:: Provided entries ::
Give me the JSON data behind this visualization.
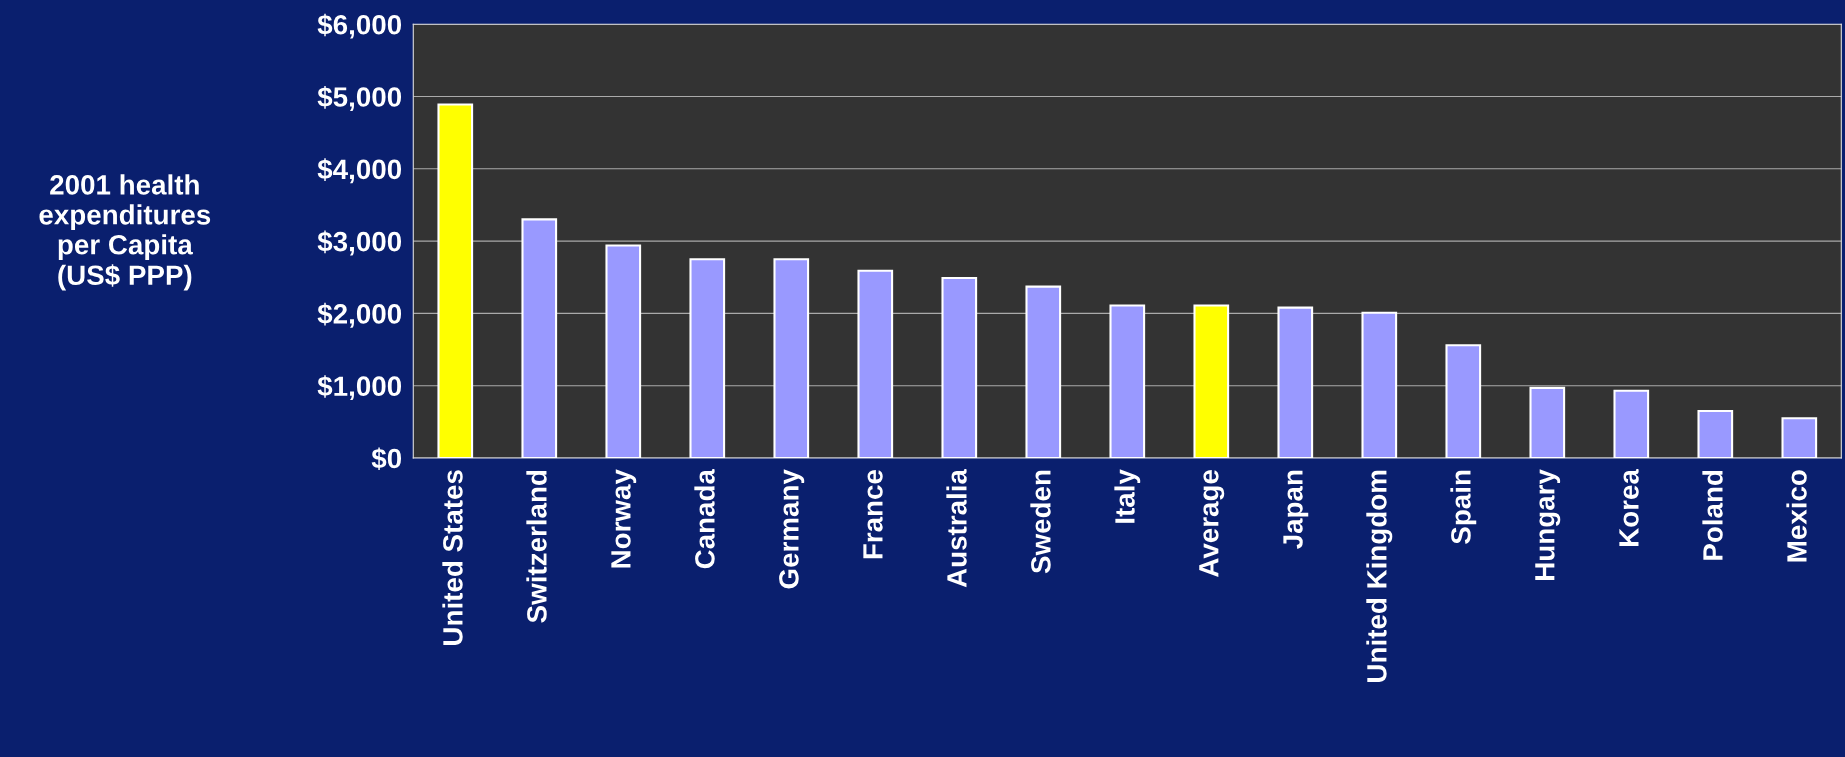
{
  "chart_data": {
    "type": "bar",
    "ylabel": "2001 health\nexpenditures\nper Capita\n(US$ PPP)",
    "categories": [
      "United States",
      "Switzerland",
      "Norway",
      "Canada",
      "Germany",
      "France",
      "Australia",
      "Sweden",
      "Italy",
      "Average",
      "Japan",
      "United Kingdom",
      "Spain",
      "Hungary",
      "Korea",
      "Poland",
      "Mexico"
    ],
    "values": [
      4890,
      3300,
      2940,
      2750,
      2750,
      2590,
      2490,
      2370,
      2110,
      2110,
      2080,
      2010,
      1560,
      970,
      930,
      650,
      550
    ],
    "colors": [
      "#ffff00",
      "#9999ff",
      "#9999ff",
      "#9999ff",
      "#9999ff",
      "#9999ff",
      "#9999ff",
      "#9999ff",
      "#9999ff",
      "#ffff00",
      "#9999ff",
      "#9999ff",
      "#9999ff",
      "#9999ff",
      "#9999ff",
      "#9999ff",
      "#9999ff"
    ],
    "ylim": [
      0,
      6000
    ],
    "yticks": [
      {
        "value": 0,
        "label": "$0"
      },
      {
        "value": 1000,
        "label": "$1,000"
      },
      {
        "value": 2000,
        "label": "$2,000"
      },
      {
        "value": 3000,
        "label": "$3,000"
      },
      {
        "value": 4000,
        "label": "$4,000"
      },
      {
        "value": 5000,
        "label": "$5,000"
      },
      {
        "value": 6000,
        "label": "$6,000"
      }
    ],
    "grid": "y"
  }
}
:::
**Task to carry out**
Exact duplication of all the records is required; pictures are omitted from the copy.

**Task answer**
Give me the JSON data behind this visualization.
{
  "chart_data": {
    "type": "bar",
    "ylabel": "2001 health\nexpenditures\nper Capita\n(US$ PPP)",
    "categories": [
      "United States",
      "Switzerland",
      "Norway",
      "Canada",
      "Germany",
      "France",
      "Australia",
      "Sweden",
      "Italy",
      "Average",
      "Japan",
      "United Kingdom",
      "Spain",
      "Hungary",
      "Korea",
      "Poland",
      "Mexico"
    ],
    "values": [
      4890,
      3300,
      2940,
      2750,
      2750,
      2590,
      2490,
      2370,
      2110,
      2110,
      2080,
      2010,
      1560,
      970,
      930,
      650,
      550
    ],
    "colors": [
      "#ffff00",
      "#9999ff",
      "#9999ff",
      "#9999ff",
      "#9999ff",
      "#9999ff",
      "#9999ff",
      "#9999ff",
      "#9999ff",
      "#ffff00",
      "#9999ff",
      "#9999ff",
      "#9999ff",
      "#9999ff",
      "#9999ff",
      "#9999ff",
      "#9999ff"
    ],
    "ylim": [
      0,
      6000
    ],
    "yticks": [
      {
        "value": 0,
        "label": "$0"
      },
      {
        "value": 1000,
        "label": "$1,000"
      },
      {
        "value": 2000,
        "label": "$2,000"
      },
      {
        "value": 3000,
        "label": "$3,000"
      },
      {
        "value": 4000,
        "label": "$4,000"
      },
      {
        "value": 5000,
        "label": "$5,000"
      },
      {
        "value": 6000,
        "label": "$6,000"
      }
    ],
    "grid": "y"
  }
}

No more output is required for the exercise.